◆ What to produce
Where a line contains the word "from", copy that line.

◆ Data listing
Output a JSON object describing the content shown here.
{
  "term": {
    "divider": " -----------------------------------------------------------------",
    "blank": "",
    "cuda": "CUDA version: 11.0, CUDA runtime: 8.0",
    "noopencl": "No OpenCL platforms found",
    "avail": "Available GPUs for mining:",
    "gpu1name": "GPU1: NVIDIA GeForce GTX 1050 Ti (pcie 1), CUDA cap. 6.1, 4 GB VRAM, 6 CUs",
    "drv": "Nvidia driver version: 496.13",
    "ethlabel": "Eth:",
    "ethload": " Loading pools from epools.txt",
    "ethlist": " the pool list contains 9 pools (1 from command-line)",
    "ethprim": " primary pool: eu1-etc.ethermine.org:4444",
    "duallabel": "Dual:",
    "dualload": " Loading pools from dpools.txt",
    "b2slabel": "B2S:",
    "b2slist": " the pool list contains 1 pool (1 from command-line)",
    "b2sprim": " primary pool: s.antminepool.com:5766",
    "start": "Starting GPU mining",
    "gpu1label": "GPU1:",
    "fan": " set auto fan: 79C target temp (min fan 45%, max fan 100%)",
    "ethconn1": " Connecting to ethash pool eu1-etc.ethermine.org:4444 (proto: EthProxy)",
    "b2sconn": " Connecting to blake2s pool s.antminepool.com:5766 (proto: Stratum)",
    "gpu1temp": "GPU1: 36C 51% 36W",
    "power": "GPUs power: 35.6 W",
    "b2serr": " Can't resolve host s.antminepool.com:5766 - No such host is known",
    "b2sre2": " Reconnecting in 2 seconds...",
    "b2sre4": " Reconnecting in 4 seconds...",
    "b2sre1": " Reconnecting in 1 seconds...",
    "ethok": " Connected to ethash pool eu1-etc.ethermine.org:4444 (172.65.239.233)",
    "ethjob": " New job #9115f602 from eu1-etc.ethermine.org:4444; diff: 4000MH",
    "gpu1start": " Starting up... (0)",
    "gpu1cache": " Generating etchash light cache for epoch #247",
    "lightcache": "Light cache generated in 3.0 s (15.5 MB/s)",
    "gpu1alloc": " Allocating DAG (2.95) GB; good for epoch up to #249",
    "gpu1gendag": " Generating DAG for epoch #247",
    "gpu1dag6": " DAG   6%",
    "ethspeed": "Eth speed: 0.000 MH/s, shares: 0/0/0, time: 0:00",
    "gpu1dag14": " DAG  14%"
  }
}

◆ Expected answer
    "ethload": " Loading pools from epools.txt",
    "ethlist": " the pool list contains 9 pools (1 from command-line)",
    "dualload": " Loading pools from dpools.txt",
    "b2slist": " the pool list contains 1 pool (1 from command-line)",
    "ethjob": " New job #9115f602 from eu1-etc.ethermine.org:4444; diff: 4000MH",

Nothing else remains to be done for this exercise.